◆ TASK GOAL:
Below are some records. How many of their lines contain the string "source"? Give the number only.

(Collected data entries)
┄┄┄┄┄┄┄┄┄┄

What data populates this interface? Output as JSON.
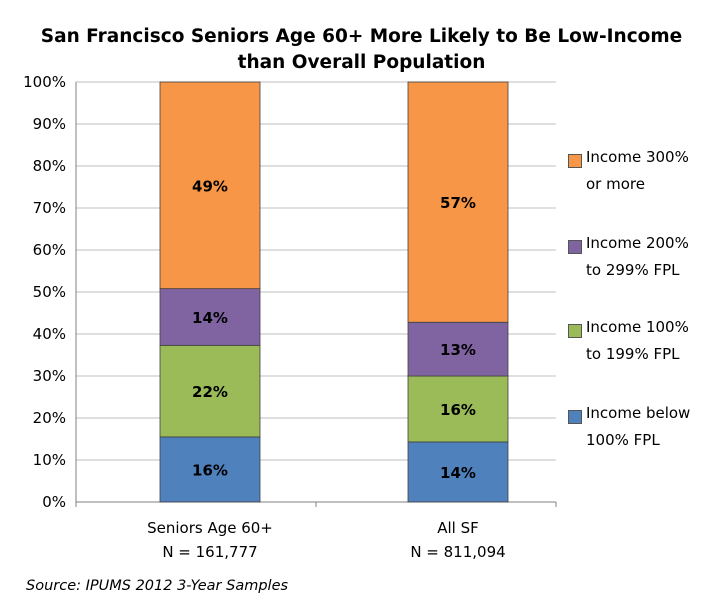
{
  "chart_data": {
    "type": "bar",
    "stacked": true,
    "title_line1": "San Francisco Seniors Age 60+ More Likely to Be Low-Income",
    "title_line2": "than Overall Population",
    "categories": [
      "Seniors Age 60+",
      "All SF"
    ],
    "category_sublabels": [
      "N = 161,777",
      "N = 811,094"
    ],
    "ylim": [
      0,
      100
    ],
    "yticks": [
      "0%",
      "10%",
      "20%",
      "30%",
      "40%",
      "50%",
      "60%",
      "70%",
      "80%",
      "90%",
      "100%"
    ],
    "grid": true,
    "legend_position": "right",
    "series": [
      {
        "name_line1": "Income below",
        "name_line2": "100% FPL",
        "values": [
          16,
          14
        ],
        "boundaries": [
          0,
          0
        ],
        "tops": [
          15.5,
          14.3
        ],
        "labels": [
          "16%",
          "14%"
        ],
        "color": "#4F81BD"
      },
      {
        "name_line1": "Income 100%",
        "name_line2": "to 199% FPL",
        "values": [
          22,
          16
        ],
        "tops": [
          37.3,
          30.0
        ],
        "labels": [
          "22%",
          "16%"
        ],
        "color": "#9BBB59"
      },
      {
        "name_line1": "Income 200%",
        "name_line2": "to 299% FPL",
        "values": [
          14,
          13
        ],
        "tops": [
          50.8,
          42.8
        ],
        "labels": [
          "14%",
          "13%"
        ],
        "color": "#8064A2"
      },
      {
        "name_line1": "Income 300%",
        "name_line2": "or more",
        "values": [
          49,
          57
        ],
        "tops": [
          100,
          100
        ],
        "labels": [
          "49%",
          "57%"
        ],
        "color": "#F79646"
      }
    ]
  },
  "source": "Source: IPUMS 2012 3-Year Samples"
}
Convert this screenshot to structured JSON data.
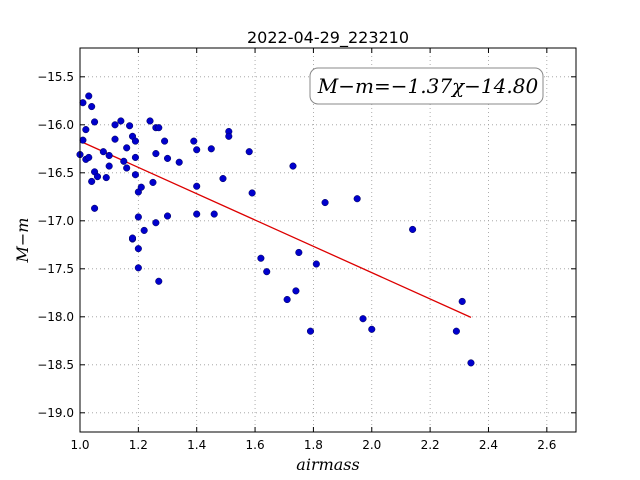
{
  "chart_data": {
    "type": "scatter",
    "title": "2022-04-29_223210",
    "xlabel": "airmass",
    "ylabel": "M−m",
    "xlim": [
      1.0,
      2.7
    ],
    "ylim": [
      -19.2,
      -15.2
    ],
    "xticks": [
      1.0,
      1.2,
      1.4,
      1.6,
      1.8,
      2.0,
      2.2,
      2.4,
      2.6
    ],
    "xtick_labels": [
      "1.0",
      "1.2",
      "1.4",
      "1.6",
      "1.8",
      "2.0",
      "2.2",
      "2.4",
      "2.6"
    ],
    "yticks": [
      -15.5,
      -16.0,
      -16.5,
      -17.0,
      -17.5,
      -18.0,
      -18.5,
      -19.0
    ],
    "ytick_labels": [
      "−15.5",
      "−16.0",
      "−16.5",
      "−17.0",
      "−17.5",
      "−18.0",
      "−18.5",
      "−19.0"
    ],
    "grid": true,
    "annotation": "M−m=−1.37χ−14.80",
    "point_color": "#0000cc",
    "fit_color": "#dd0000",
    "fit": {
      "slope": -1.37,
      "intercept": -14.8,
      "x_range": [
        1.0,
        2.34
      ]
    },
    "points": [
      [
        1.0,
        -16.31
      ],
      [
        1.01,
        -15.77
      ],
      [
        1.01,
        -16.16
      ],
      [
        1.02,
        -16.36
      ],
      [
        1.02,
        -16.05
      ],
      [
        1.03,
        -15.7
      ],
      [
        1.03,
        -16.34
      ],
      [
        1.04,
        -15.81
      ],
      [
        1.04,
        -16.59
      ],
      [
        1.05,
        -16.49
      ],
      [
        1.05,
        -16.87
      ],
      [
        1.05,
        -15.97
      ],
      [
        1.06,
        -16.54
      ],
      [
        1.08,
        -16.28
      ],
      [
        1.09,
        -16.55
      ],
      [
        1.1,
        -16.43
      ],
      [
        1.1,
        -16.32
      ],
      [
        1.12,
        -16.0
      ],
      [
        1.12,
        -16.15
      ],
      [
        1.14,
        -15.96
      ],
      [
        1.15,
        -16.38
      ],
      [
        1.16,
        -16.24
      ],
      [
        1.16,
        -16.45
      ],
      [
        1.17,
        -16.01
      ],
      [
        1.18,
        -16.12
      ],
      [
        1.18,
        -17.19
      ],
      [
        1.18,
        -17.18
      ],
      [
        1.19,
        -16.17
      ],
      [
        1.19,
        -16.52
      ],
      [
        1.19,
        -16.34
      ],
      [
        1.2,
        -16.7
      ],
      [
        1.2,
        -16.96
      ],
      [
        1.2,
        -17.29
      ],
      [
        1.2,
        -17.49
      ],
      [
        1.21,
        -16.65
      ],
      [
        1.22,
        -17.1
      ],
      [
        1.24,
        -15.96
      ],
      [
        1.25,
        -16.6
      ],
      [
        1.26,
        -16.3
      ],
      [
        1.26,
        -16.03
      ],
      [
        1.26,
        -17.02
      ],
      [
        1.27,
        -16.03
      ],
      [
        1.27,
        -17.63
      ],
      [
        1.29,
        -16.17
      ],
      [
        1.3,
        -16.35
      ],
      [
        1.3,
        -16.95
      ],
      [
        1.34,
        -16.39
      ],
      [
        1.39,
        -16.17
      ],
      [
        1.4,
        -16.26
      ],
      [
        1.4,
        -16.64
      ],
      [
        1.4,
        -16.93
      ],
      [
        1.45,
        -16.25
      ],
      [
        1.46,
        -16.93
      ],
      [
        1.49,
        -16.56
      ],
      [
        1.51,
        -16.07
      ],
      [
        1.51,
        -16.12
      ],
      [
        1.58,
        -16.28
      ],
      [
        1.59,
        -16.71
      ],
      [
        1.62,
        -17.39
      ],
      [
        1.64,
        -17.53
      ],
      [
        1.71,
        -17.82
      ],
      [
        1.73,
        -16.43
      ],
      [
        1.74,
        -17.73
      ],
      [
        1.75,
        -17.33
      ],
      [
        1.79,
        -18.15
      ],
      [
        1.81,
        -17.45
      ],
      [
        1.84,
        -16.81
      ],
      [
        1.95,
        -16.77
      ],
      [
        1.97,
        -18.02
      ],
      [
        2.0,
        -18.13
      ],
      [
        2.14,
        -17.09
      ],
      [
        2.29,
        -18.15
      ],
      [
        2.31,
        -17.84
      ],
      [
        2.34,
        -18.48
      ]
    ]
  }
}
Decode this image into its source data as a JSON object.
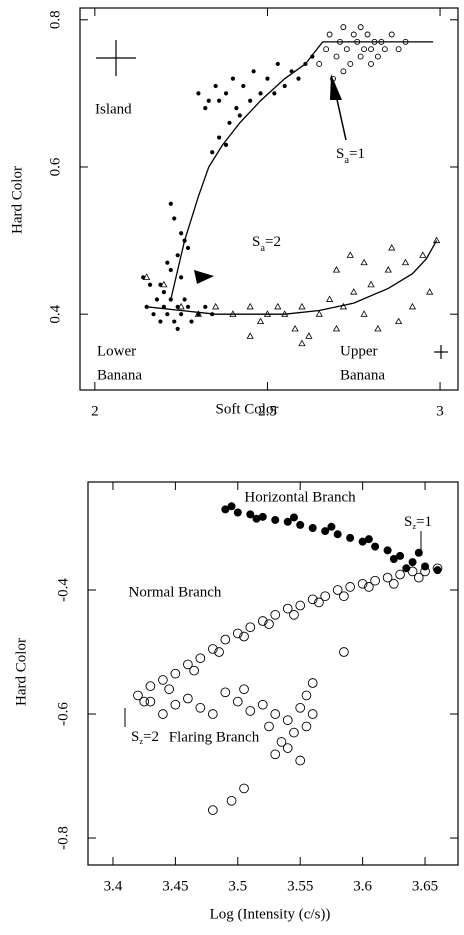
{
  "chart_data": [
    {
      "type": "scatter",
      "xlabel": "Soft Color",
      "ylabel": "Hard Color",
      "xlim": [
        1.957,
        3.052
      ],
      "ylim": [
        0.297,
        0.816
      ],
      "xticks": [
        2,
        2.5,
        3
      ],
      "yticks": [
        0.4,
        0.6,
        0.8
      ],
      "annotations": [
        {
          "lines": [
            "Island"
          ]
        },
        {
          "text": "S",
          "sub": "a",
          "tail": "=1"
        },
        {
          "text": "S",
          "sub": "a",
          "tail": "=2"
        },
        {
          "lines": [
            "Lower",
            "Banana"
          ]
        },
        {
          "lines": [
            "Upper",
            "Banana"
          ]
        }
      ],
      "series": [
        {
          "marker": "filled-circle",
          "color": "#000000",
          "x": [
            2.3,
            2.32,
            2.33,
            2.35,
            2.36,
            2.38,
            2.4,
            2.41,
            2.43,
            2.45,
            2.46,
            2.48,
            2.5,
            2.52,
            2.53,
            2.55,
            2.57,
            2.59,
            2.61,
            2.63,
            2.34,
            2.36,
            2.38,
            2.42,
            2.39,
            2.22,
            2.24,
            2.25,
            2.23,
            2.26,
            2.27,
            2.21,
            2.25,
            2.19,
            2.22,
            2.15,
            2.17,
            2.18,
            2.19,
            2.2,
            2.21,
            2.22,
            2.23,
            2.24,
            2.25,
            2.26,
            2.27,
            2.28,
            2.3,
            2.32,
            2.34,
            2.14,
            2.16,
            2.2,
            2.24
          ],
          "y": [
            0.7,
            0.68,
            0.69,
            0.71,
            0.69,
            0.7,
            0.72,
            0.68,
            0.71,
            0.69,
            0.73,
            0.7,
            0.72,
            0.7,
            0.74,
            0.71,
            0.73,
            0.72,
            0.74,
            0.75,
            0.62,
            0.64,
            0.63,
            0.67,
            0.66,
            0.46,
            0.48,
            0.51,
            0.53,
            0.5,
            0.49,
            0.47,
            0.45,
            0.44,
            0.55,
            0.41,
            0.4,
            0.42,
            0.39,
            0.41,
            0.4,
            0.42,
            0.39,
            0.41,
            0.4,
            0.42,
            0.41,
            0.39,
            0.4,
            0.41,
            0.4,
            0.45,
            0.44,
            0.43,
            0.38
          ]
        },
        {
          "marker": "open-circle",
          "color": "#000000",
          "x": [
            2.65,
            2.67,
            2.68,
            2.7,
            2.71,
            2.72,
            2.73,
            2.74,
            2.75,
            2.76,
            2.77,
            2.78,
            2.79,
            2.8,
            2.81,
            2.82,
            2.83,
            2.84,
            2.86,
            2.88,
            2.72,
            2.69,
            2.77,
            2.8,
            2.9
          ],
          "y": [
            0.74,
            0.76,
            0.78,
            0.75,
            0.77,
            0.79,
            0.76,
            0.74,
            0.78,
            0.77,
            0.75,
            0.76,
            0.78,
            0.76,
            0.77,
            0.75,
            0.77,
            0.76,
            0.78,
            0.76,
            0.73,
            0.72,
            0.79,
            0.74,
            0.77
          ]
        },
        {
          "marker": "triangle",
          "color": "#000000",
          "x": [
            2.15,
            2.2,
            2.25,
            2.3,
            2.35,
            2.4,
            2.45,
            2.48,
            2.5,
            2.53,
            2.55,
            2.58,
            2.6,
            2.62,
            2.65,
            2.68,
            2.7,
            2.72,
            2.75,
            2.78,
            2.8,
            2.82,
            2.85,
            2.88,
            2.9,
            2.92,
            2.95,
            2.97,
            2.99,
            2.78,
            2.74,
            2.7,
            2.86,
            2.6,
            2.45
          ],
          "y": [
            0.45,
            0.44,
            0.41,
            0.4,
            0.41,
            0.4,
            0.41,
            0.39,
            0.4,
            0.41,
            0.4,
            0.38,
            0.41,
            0.37,
            0.4,
            0.42,
            0.38,
            0.41,
            0.43,
            0.4,
            0.44,
            0.38,
            0.46,
            0.39,
            0.47,
            0.41,
            0.48,
            0.43,
            0.5,
            0.47,
            0.48,
            0.46,
            0.49,
            0.36,
            0.37
          ]
        }
      ],
      "curves": [
        {
          "color": "#000000",
          "x": [
            2.22,
            2.24,
            2.26,
            2.3,
            2.33,
            2.37,
            2.42,
            2.48,
            2.55,
            2.61,
            2.66,
            2.8,
            2.98
          ],
          "y": [
            0.42,
            0.46,
            0.5,
            0.56,
            0.6,
            0.63,
            0.66,
            0.69,
            0.72,
            0.74,
            0.77,
            0.77,
            0.77
          ]
        },
        {
          "color": "#000000",
          "x": [
            2.15,
            2.25,
            2.35,
            2.45,
            2.55,
            2.65,
            2.75,
            2.85,
            2.92,
            2.96,
            2.99
          ],
          "y": [
            0.41,
            0.405,
            0.4,
            0.4,
            0.4,
            0.405,
            0.415,
            0.435,
            0.455,
            0.475,
            0.5
          ]
        }
      ]
    },
    {
      "type": "scatter",
      "xlabel": "Log (Intensity (c/s))",
      "ylabel": "Hard Color",
      "xlim": [
        3.38,
        3.6764
      ],
      "ylim": [
        -0.8435,
        -0.2258
      ],
      "xticks": [
        3.4,
        3.45,
        3.5,
        3.55,
        3.6,
        3.65
      ],
      "yticks": [
        -0.8,
        -0.6,
        -0.4
      ],
      "annotations": [
        {
          "lines": [
            "Horizontal Branch"
          ]
        },
        {
          "text": "S",
          "sub": "z",
          "tail": "=1"
        },
        {
          "lines": [
            "Normal Branch"
          ]
        },
        {
          "text": "S",
          "sub": "z",
          "tail": "=2"
        },
        {
          "lines": [
            "Flaring Branch"
          ]
        }
      ],
      "series": [
        {
          "marker": "filled-circle",
          "color": "#000000",
          "x": [
            3.49,
            3.5,
            3.51,
            3.52,
            3.53,
            3.54,
            3.55,
            3.56,
            3.57,
            3.58,
            3.59,
            3.6,
            3.61,
            3.62,
            3.63,
            3.64,
            3.65,
            3.66,
            3.495,
            3.515,
            3.545,
            3.575,
            3.605,
            3.625,
            3.645,
            3.635
          ],
          "y": [
            -0.27,
            -0.275,
            -0.278,
            -0.282,
            -0.287,
            -0.29,
            -0.295,
            -0.3,
            -0.305,
            -0.31,
            -0.316,
            -0.322,
            -0.33,
            -0.336,
            -0.345,
            -0.355,
            -0.362,
            -0.368,
            -0.265,
            -0.285,
            -0.283,
            -0.298,
            -0.318,
            -0.35,
            -0.34,
            -0.365
          ]
        },
        {
          "marker": "open-circle",
          "color": "#000000",
          "x": [
            3.42,
            3.43,
            3.44,
            3.45,
            3.46,
            3.47,
            3.48,
            3.49,
            3.5,
            3.51,
            3.52,
            3.53,
            3.54,
            3.55,
            3.56,
            3.57,
            3.58,
            3.59,
            3.6,
            3.61,
            3.62,
            3.63,
            3.64,
            3.65,
            3.66,
            3.425,
            3.445,
            3.465,
            3.485,
            3.505,
            3.525,
            3.545,
            3.565,
            3.585,
            3.605,
            3.625,
            3.645,
            3.585,
            3.43,
            3.44,
            3.45,
            3.46,
            3.47,
            3.48,
            3.49,
            3.5,
            3.505,
            3.51,
            3.52,
            3.525,
            3.53,
            3.535,
            3.54,
            3.545,
            3.55,
            3.555,
            3.56,
            3.53,
            3.54,
            3.55,
            3.555,
            3.56,
            3.48,
            3.495,
            3.505
          ],
          "y": [
            -0.57,
            -0.555,
            -0.545,
            -0.535,
            -0.52,
            -0.51,
            -0.495,
            -0.48,
            -0.47,
            -0.46,
            -0.45,
            -0.44,
            -0.43,
            -0.425,
            -0.415,
            -0.41,
            -0.4,
            -0.395,
            -0.39,
            -0.385,
            -0.38,
            -0.375,
            -0.37,
            -0.37,
            -0.365,
            -0.58,
            -0.56,
            -0.53,
            -0.5,
            -0.475,
            -0.455,
            -0.44,
            -0.42,
            -0.41,
            -0.395,
            -0.39,
            -0.38,
            -0.5,
            -0.58,
            -0.6,
            -0.585,
            -0.575,
            -0.59,
            -0.6,
            -0.565,
            -0.58,
            -0.56,
            -0.595,
            -0.585,
            -0.62,
            -0.6,
            -0.645,
            -0.61,
            -0.63,
            -0.59,
            -0.62,
            -0.6,
            -0.665,
            -0.655,
            -0.675,
            -0.57,
            -0.55,
            -0.755,
            -0.74,
            -0.72
          ]
        }
      ]
    }
  ]
}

┄┄┄┄┄┄┄┄┄┄

◆ FINISHED EXERCISE:
2